== Task brief ==
Identify all lines in the listing that include the word "труда", and copy them out.

== Stored data ==
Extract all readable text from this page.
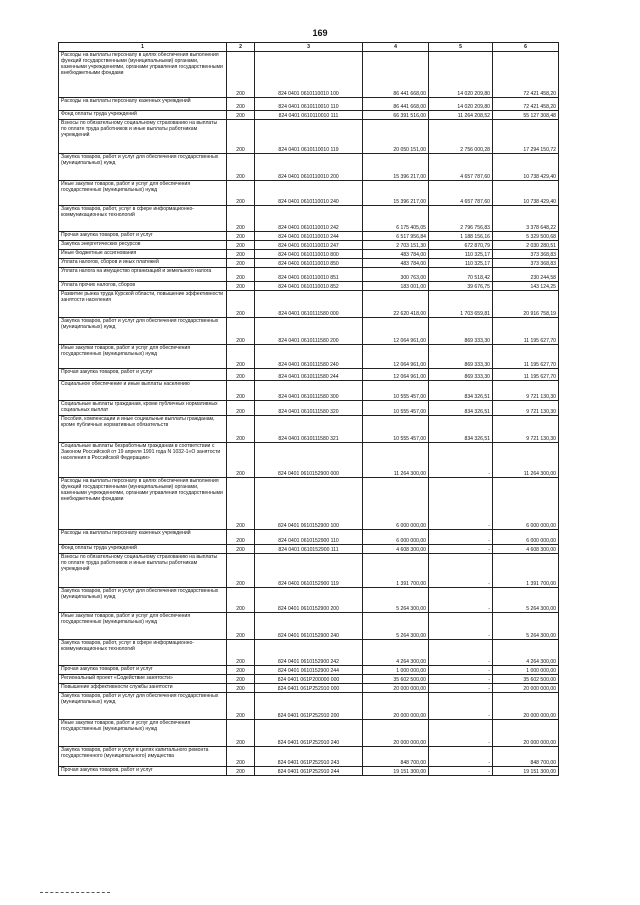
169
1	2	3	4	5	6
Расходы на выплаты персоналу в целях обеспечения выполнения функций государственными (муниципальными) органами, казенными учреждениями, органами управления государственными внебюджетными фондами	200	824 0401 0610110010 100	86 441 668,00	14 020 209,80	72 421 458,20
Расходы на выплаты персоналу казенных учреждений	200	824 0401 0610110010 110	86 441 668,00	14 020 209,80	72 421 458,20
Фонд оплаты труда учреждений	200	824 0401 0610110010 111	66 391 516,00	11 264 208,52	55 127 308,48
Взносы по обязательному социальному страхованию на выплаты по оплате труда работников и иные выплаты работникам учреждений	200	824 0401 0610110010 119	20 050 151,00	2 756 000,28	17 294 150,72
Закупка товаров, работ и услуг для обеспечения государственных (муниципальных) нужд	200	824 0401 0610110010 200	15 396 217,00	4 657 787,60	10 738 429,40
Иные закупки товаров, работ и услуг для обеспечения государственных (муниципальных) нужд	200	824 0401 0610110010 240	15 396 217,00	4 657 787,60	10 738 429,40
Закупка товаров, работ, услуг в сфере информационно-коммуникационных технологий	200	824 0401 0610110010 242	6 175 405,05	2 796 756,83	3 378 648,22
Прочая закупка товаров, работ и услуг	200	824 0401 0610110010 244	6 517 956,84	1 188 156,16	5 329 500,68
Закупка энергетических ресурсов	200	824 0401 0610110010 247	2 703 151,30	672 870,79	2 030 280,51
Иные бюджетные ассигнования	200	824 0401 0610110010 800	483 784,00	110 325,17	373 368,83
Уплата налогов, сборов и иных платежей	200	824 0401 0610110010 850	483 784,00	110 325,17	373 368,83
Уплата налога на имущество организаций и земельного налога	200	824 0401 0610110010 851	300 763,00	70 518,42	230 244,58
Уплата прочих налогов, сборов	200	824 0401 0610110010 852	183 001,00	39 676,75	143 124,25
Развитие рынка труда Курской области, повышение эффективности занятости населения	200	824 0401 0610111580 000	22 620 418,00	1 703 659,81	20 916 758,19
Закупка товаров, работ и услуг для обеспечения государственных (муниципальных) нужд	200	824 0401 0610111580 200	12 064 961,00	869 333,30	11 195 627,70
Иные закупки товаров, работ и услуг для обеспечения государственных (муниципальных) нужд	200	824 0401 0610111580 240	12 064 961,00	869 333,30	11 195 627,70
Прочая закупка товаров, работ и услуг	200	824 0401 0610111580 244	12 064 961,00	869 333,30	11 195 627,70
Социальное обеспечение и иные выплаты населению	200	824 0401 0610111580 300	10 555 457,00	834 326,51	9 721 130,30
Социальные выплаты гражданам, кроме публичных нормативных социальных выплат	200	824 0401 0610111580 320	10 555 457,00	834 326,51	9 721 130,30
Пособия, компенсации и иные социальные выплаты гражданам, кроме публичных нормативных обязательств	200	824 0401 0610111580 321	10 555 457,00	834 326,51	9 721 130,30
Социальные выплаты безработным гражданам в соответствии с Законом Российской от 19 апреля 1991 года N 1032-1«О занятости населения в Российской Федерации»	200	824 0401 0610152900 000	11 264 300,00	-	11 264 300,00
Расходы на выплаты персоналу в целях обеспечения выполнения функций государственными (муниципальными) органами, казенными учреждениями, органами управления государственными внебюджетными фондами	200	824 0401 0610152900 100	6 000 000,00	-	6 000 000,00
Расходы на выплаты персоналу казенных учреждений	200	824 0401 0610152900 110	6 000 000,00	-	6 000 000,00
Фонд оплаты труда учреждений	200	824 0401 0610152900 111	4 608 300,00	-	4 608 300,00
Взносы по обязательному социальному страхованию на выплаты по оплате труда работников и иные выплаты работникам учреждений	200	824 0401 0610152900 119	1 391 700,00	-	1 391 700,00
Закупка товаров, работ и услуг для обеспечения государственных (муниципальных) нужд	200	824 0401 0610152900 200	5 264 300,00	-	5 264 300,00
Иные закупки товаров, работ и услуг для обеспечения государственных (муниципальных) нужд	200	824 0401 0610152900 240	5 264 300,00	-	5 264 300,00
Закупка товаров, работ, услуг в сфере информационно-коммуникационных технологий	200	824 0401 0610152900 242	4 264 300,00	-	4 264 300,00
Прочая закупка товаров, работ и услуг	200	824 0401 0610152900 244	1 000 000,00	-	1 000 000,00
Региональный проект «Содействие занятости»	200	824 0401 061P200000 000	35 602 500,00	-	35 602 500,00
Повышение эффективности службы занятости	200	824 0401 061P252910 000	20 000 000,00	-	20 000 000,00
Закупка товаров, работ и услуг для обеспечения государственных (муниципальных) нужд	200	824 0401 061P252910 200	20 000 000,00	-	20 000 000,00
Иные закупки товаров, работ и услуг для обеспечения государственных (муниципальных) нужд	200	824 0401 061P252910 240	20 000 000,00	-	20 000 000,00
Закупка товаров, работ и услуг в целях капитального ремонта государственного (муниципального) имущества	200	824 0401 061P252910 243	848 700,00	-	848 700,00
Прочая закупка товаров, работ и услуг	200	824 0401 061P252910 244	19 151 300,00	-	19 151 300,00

* * *

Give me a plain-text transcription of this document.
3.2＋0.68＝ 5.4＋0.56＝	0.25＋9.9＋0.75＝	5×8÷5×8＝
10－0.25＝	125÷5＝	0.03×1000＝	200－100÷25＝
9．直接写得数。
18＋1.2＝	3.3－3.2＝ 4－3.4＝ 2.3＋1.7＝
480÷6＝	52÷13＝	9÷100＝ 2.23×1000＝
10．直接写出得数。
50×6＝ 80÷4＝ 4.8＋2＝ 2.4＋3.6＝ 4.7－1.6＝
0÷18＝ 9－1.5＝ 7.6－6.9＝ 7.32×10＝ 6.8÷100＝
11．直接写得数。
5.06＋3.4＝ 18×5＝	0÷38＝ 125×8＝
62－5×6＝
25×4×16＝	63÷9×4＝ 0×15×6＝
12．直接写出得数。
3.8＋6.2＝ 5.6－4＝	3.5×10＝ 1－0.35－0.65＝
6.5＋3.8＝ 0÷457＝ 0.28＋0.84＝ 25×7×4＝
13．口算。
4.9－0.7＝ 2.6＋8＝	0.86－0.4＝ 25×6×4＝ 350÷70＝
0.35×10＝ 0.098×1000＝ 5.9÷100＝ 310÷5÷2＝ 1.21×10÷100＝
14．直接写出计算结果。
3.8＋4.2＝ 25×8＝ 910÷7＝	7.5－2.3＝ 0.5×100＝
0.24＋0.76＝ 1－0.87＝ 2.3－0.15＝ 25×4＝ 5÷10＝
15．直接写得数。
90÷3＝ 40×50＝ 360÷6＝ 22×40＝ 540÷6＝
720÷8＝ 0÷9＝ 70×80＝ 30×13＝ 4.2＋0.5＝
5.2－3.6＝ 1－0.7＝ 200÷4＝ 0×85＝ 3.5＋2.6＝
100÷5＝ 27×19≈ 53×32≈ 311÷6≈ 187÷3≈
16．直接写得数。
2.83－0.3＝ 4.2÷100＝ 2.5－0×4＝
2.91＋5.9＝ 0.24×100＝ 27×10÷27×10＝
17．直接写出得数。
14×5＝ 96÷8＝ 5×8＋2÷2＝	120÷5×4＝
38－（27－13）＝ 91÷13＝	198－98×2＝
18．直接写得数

== Full solution ==
Фонд оплаты труда учреждений	200	824 0401 0610110010 111	66 391 516,00	11 264 208,52	55 127 308,48
Взносы по обязательному социальному страхованию на выплаты по оплате труда работников и иные выплаты работникам учреждений	200	824 0401 0610110010 119	20 050 151,00	2 756 000,28	17 294 150,72
Развитие рынка труда Курской области, повышение эффективности занятости населения	200	824 0401 0610111580 000	22 620 418,00	1 703 659,81	20 916 758,19
Фонд оплаты труда учреждений	200	824 0401 0610152900 111	4 608 300,00	-	4 608 300,00
Взносы по обязательному социальному страхованию на выплаты по оплате труда работников и иные выплаты работникам учреждений	200	824 0401 0610152900 119	1 391 700,00	-	1 391 700,00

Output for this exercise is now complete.